Reproduce all the entries exactly.

Records from a collection:
— start —
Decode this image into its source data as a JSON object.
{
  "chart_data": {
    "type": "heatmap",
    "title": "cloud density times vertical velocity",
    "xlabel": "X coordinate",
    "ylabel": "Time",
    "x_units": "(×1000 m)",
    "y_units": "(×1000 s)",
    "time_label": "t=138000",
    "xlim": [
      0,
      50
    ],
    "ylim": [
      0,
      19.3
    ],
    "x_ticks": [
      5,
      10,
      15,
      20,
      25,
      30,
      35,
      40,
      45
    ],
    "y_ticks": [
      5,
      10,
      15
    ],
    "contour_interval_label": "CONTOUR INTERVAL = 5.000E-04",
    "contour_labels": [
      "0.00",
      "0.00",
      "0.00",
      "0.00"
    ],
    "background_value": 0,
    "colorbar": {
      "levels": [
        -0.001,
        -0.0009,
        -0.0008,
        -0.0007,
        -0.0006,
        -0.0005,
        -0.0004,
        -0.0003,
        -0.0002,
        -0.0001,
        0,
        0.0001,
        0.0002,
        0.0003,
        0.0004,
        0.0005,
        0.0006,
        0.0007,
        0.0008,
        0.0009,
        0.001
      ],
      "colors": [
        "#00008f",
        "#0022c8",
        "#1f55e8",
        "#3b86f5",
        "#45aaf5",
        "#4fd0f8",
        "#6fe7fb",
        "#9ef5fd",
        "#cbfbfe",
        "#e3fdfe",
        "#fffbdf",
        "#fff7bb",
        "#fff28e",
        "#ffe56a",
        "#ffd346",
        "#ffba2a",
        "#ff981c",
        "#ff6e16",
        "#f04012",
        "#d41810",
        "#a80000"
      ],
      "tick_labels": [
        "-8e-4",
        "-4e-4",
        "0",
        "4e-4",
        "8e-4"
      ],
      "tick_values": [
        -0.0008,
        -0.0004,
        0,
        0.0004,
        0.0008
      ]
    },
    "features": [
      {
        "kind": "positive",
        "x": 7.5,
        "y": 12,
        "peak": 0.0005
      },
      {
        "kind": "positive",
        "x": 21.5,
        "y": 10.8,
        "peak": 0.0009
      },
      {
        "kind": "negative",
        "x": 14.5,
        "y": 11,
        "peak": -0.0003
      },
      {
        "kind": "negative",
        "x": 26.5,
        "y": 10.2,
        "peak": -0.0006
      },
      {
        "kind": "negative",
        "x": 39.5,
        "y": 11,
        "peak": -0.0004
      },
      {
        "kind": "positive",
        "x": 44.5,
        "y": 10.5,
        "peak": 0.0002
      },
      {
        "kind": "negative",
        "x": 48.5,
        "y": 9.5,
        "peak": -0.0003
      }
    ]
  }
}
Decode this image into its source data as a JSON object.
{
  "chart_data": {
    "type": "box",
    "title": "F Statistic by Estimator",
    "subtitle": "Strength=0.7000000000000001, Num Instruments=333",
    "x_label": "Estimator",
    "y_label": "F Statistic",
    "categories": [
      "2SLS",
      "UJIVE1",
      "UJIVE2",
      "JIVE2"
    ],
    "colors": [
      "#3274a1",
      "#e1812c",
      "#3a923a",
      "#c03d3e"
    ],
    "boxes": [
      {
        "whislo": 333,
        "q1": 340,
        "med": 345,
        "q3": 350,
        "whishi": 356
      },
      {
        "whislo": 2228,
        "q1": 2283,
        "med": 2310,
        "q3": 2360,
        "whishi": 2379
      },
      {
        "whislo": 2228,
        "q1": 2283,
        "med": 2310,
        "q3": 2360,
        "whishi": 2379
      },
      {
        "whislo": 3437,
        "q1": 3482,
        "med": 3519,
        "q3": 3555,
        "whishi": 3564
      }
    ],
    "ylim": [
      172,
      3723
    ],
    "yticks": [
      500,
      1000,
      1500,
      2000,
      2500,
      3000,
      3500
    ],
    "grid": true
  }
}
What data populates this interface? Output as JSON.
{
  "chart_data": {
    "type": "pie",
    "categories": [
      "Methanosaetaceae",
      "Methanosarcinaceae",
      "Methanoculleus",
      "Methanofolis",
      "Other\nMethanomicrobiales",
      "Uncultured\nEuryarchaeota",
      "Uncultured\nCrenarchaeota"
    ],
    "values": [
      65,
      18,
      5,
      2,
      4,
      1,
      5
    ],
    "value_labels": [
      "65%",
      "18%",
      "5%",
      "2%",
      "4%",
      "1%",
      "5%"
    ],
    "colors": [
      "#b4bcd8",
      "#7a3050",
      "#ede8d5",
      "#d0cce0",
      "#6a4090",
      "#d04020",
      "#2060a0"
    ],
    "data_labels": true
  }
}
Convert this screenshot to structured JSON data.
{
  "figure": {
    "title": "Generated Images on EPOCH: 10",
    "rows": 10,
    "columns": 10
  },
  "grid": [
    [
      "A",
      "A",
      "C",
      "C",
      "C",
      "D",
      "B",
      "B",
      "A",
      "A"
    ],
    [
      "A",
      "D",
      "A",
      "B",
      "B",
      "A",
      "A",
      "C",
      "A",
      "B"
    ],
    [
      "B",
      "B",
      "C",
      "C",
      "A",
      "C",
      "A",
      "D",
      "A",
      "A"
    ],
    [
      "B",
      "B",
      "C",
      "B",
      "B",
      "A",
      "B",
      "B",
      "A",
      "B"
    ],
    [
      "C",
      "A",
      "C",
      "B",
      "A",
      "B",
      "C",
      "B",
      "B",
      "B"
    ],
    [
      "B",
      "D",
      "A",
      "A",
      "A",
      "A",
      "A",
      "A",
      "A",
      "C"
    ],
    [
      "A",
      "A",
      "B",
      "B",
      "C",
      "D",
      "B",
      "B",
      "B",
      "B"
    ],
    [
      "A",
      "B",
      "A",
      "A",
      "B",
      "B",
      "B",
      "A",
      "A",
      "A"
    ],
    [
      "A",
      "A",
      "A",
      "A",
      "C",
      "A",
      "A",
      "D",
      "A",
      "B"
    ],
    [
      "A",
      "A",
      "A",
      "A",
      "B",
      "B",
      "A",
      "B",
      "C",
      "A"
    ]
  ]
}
— end —
(The response):
Decode this image into its source data as a JSON object.
{
  "chart_data": {
    "type": "heatmap",
    "title": "cloud density times vertical velocity",
    "xlabel": "X coordinate",
    "ylabel": "Time",
    "x_units": "(×1000 m)",
    "y_units": "(×1000 s)",
    "time_label": "t=138000",
    "xlim": [
      0,
      50
    ],
    "ylim": [
      0,
      19.3
    ],
    "x_ticks": [
      5,
      10,
      15,
      20,
      25,
      30,
      35,
      40,
      45
    ],
    "y_ticks": [
      5,
      10,
      15
    ],
    "contour_interval_label": "CONTOUR INTERVAL = 5.000E-04",
    "contour_labels": [
      "0.00",
      "0.00",
      "0.00",
      "0.00"
    ],
    "background_value": 0,
    "colorbar": {
      "levels": [
        -0.001,
        -0.0009,
        -0.0008,
        -0.0007,
        -0.0006,
        -0.0005,
        -0.0004,
        -0.0003,
        -0.0002,
        -0.0001,
        0,
        0.0001,
        0.0002,
        0.0003,
        0.0004,
        0.0005,
        0.0006,
        0.0007,
        0.0008,
        0.0009,
        0.001
      ],
      "colors": [
        "#00008f",
        "#0022c8",
        "#1f55e8",
        "#3b86f5",
        "#45aaf5",
        "#4fd0f8",
        "#6fe7fb",
        "#9ef5fd",
        "#cbfbfe",
        "#e3fdfe",
        "#fffbdf",
        "#fff7bb",
        "#fff28e",
        "#ffe56a",
        "#ffd346",
        "#ffba2a",
        "#ff981c",
        "#ff6e16",
        "#f04012",
        "#d41810",
        "#a80000"
      ],
      "tick_labels": [
        "-8e-4",
        "-4e-4",
        "0",
        "4e-4",
        "8e-4"
      ],
      "tick_values": [
        -0.0008,
        -0.0004,
        0,
        0.0004,
        0.0008
      ]
    },
    "features": [
      {
        "kind": "positive",
        "x": 7.5,
        "y": 12,
        "peak": 0.0005
      },
      {
        "kind": "positive",
        "x": 21.5,
        "y": 10.8,
        "peak": 0.0009
      },
      {
        "kind": "negative",
        "x": 14.5,
        "y": 11,
        "peak": -0.0003
      },
      {
        "kind": "negative",
        "x": 26.5,
        "y": 10.2,
        "peak": -0.0006
      },
      {
        "kind": "negative",
        "x": 39.5,
        "y": 11,
        "peak": -0.0004
      },
      {
        "kind": "positive",
        "x": 44.5,
        "y": 10.5,
        "peak": 0.0002
      },
      {
        "kind": "negative",
        "x": 48.5,
        "y": 9.5,
        "peak": -0.0003
      }
    ]
  }
}
Decode this image into its source data as a JSON object.
{
  "chart_data": {
    "type": "box",
    "title": "F Statistic by Estimator",
    "subtitle": "Strength=0.7000000000000001, Num Instruments=333",
    "x_label": "Estimator",
    "y_label": "F Statistic",
    "categories": [
      "2SLS",
      "UJIVE1",
      "UJIVE2",
      "JIVE2"
    ],
    "colors": [
      "#3274a1",
      "#e1812c",
      "#3a923a",
      "#c03d3e"
    ],
    "boxes": [
      {
        "whislo": 333,
        "q1": 340,
        "med": 345,
        "q3": 350,
        "whishi": 356
      },
      {
        "whislo": 2228,
        "q1": 2283,
        "med": 2310,
        "q3": 2360,
        "whishi": 2379
      },
      {
        "whislo": 2228,
        "q1": 2283,
        "med": 2310,
        "q3": 2360,
        "whishi": 2379
      },
      {
        "whislo": 3437,
        "q1": 3482,
        "med": 3519,
        "q3": 3555,
        "whishi": 3564
      }
    ],
    "ylim": [
      172,
      3723
    ],
    "yticks": [
      500,
      1000,
      1500,
      2000,
      2500,
      3000,
      3500
    ],
    "grid": true
  }
}
What data populates this interface? Output as JSON.
{
  "chart_data": {
    "type": "pie",
    "categories": [
      "Methanosaetaceae",
      "Methanosarcinaceae",
      "Methanoculleus",
      "Methanofolis",
      "Other\nMethanomicrobiales",
      "Uncultured\nEuryarchaeota",
      "Uncultured\nCrenarchaeota"
    ],
    "values": [
      65,
      18,
      5,
      2,
      4,
      1,
      5
    ],
    "value_labels": [
      "65%",
      "18%",
      "5%",
      "2%",
      "4%",
      "1%",
      "5%"
    ],
    "colors": [
      "#b4bcd8",
      "#7a3050",
      "#ede8d5",
      "#d0cce0",
      "#6a4090",
      "#d04020",
      "#2060a0"
    ],
    "data_labels": true
  }
}
Convert this screenshot to structured JSON data.
{
  "figure": {
    "title": "Generated Images on EPOCH: 10",
    "rows": 10,
    "columns": 10
  },
  "grid": [
    [
      "A",
      "A",
      "C",
      "C",
      "C",
      "D",
      "B",
      "B",
      "A",
      "A"
    ],
    [
      "A",
      "D",
      "A",
      "B",
      "B",
      "A",
      "A",
      "C",
      "A",
      "B"
    ],
    [
      "B",
      "B",
      "C",
      "C",
      "A",
      "C",
      "A",
      "D",
      "A",
      "A"
    ],
    [
      "B",
      "B",
      "C",
      "B",
      "B",
      "A",
      "B",
      "B",
      "A",
      "B"
    ],
    [
      "C",
      "A",
      "C",
      "B",
      "A",
      "B",
      "C",
      "B",
      "B",
      "B"
    ],
    [
      "B",
      "D",
      "A",
      "A",
      "A",
      "A",
      "A",
      "A",
      "A",
      "C"
    ],
    [
      "A",
      "A",
      "B",
      "B",
      "C",
      "D",
      "B",
      "B",
      "B",
      "B"
    ],
    [
      "A",
      "B",
      "A",
      "A",
      "B",
      "B",
      "B",
      "A",
      "A",
      "A"
    ],
    [
      "A",
      "A",
      "A",
      "A",
      "C",
      "A",
      "A",
      "D",
      "A",
      "B"
    ],
    [
      "A",
      "A",
      "A",
      "A",
      "B",
      "B",
      "A",
      "B",
      "C",
      "A"
    ]
  ]
}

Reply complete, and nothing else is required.